THE REQUEST: Provide the number of lines containing the word "JSON", and nothing else.

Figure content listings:
——————

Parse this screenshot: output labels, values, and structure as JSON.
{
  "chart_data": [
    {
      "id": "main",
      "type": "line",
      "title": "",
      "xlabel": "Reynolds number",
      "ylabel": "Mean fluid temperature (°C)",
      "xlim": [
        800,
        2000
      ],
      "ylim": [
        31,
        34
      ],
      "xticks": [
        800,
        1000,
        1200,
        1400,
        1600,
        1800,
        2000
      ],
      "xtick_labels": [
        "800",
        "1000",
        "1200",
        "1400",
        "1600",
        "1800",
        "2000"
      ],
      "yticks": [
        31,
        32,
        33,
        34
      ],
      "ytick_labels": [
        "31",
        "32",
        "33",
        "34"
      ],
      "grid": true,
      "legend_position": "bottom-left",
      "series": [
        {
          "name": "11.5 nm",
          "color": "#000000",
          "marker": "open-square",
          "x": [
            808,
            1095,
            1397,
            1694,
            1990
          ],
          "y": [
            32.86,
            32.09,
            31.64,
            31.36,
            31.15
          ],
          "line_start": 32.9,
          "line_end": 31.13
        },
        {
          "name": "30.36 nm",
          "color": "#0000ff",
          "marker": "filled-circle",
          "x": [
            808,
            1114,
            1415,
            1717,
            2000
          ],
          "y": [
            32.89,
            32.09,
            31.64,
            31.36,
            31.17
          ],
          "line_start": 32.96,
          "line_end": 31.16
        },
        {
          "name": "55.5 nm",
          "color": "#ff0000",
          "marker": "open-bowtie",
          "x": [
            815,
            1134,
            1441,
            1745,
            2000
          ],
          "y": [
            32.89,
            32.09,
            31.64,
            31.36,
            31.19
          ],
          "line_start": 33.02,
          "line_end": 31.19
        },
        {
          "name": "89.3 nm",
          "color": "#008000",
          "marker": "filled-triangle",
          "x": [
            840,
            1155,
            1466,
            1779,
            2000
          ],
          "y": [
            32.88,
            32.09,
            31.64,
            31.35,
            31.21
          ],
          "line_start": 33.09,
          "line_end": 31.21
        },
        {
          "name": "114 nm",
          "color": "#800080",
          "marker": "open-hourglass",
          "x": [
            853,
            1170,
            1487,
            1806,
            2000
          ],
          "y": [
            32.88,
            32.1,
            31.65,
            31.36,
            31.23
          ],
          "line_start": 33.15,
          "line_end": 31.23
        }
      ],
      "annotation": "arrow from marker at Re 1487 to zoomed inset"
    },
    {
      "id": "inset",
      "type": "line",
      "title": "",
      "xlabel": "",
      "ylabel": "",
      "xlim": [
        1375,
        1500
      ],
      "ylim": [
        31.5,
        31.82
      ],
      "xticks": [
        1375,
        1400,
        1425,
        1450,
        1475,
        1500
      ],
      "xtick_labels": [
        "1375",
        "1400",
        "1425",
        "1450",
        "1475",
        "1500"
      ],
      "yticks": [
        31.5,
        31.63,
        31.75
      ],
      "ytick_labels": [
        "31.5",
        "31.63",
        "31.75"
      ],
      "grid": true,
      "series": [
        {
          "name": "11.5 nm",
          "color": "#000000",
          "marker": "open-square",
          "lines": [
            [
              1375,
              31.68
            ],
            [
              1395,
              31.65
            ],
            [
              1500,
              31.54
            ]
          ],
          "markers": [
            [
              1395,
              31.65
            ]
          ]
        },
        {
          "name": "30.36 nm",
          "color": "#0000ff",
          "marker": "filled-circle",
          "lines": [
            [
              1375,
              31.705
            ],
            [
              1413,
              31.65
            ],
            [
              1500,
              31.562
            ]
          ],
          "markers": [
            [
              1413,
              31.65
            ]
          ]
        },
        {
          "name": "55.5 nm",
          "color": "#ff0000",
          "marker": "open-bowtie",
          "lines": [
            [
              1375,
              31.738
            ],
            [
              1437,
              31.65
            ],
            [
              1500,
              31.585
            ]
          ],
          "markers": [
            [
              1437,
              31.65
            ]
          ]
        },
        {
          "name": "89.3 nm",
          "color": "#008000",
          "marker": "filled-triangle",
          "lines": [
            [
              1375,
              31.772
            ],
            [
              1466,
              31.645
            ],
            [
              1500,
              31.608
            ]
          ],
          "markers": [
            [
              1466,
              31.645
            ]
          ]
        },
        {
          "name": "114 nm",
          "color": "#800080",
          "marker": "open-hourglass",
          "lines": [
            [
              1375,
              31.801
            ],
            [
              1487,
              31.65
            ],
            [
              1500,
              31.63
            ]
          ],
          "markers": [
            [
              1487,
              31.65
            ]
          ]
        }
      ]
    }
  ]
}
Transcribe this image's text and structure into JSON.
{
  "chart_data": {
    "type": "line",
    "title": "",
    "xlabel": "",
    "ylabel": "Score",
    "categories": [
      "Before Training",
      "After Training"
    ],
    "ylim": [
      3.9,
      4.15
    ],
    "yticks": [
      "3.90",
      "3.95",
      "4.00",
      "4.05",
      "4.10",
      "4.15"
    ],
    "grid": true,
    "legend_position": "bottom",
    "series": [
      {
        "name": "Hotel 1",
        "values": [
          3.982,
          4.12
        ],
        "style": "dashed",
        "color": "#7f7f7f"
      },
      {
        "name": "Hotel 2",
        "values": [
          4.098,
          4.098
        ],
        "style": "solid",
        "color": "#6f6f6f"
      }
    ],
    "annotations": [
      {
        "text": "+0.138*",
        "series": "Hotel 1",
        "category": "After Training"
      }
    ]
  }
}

——————

SOLUTION TO THIS EXERCISE: 2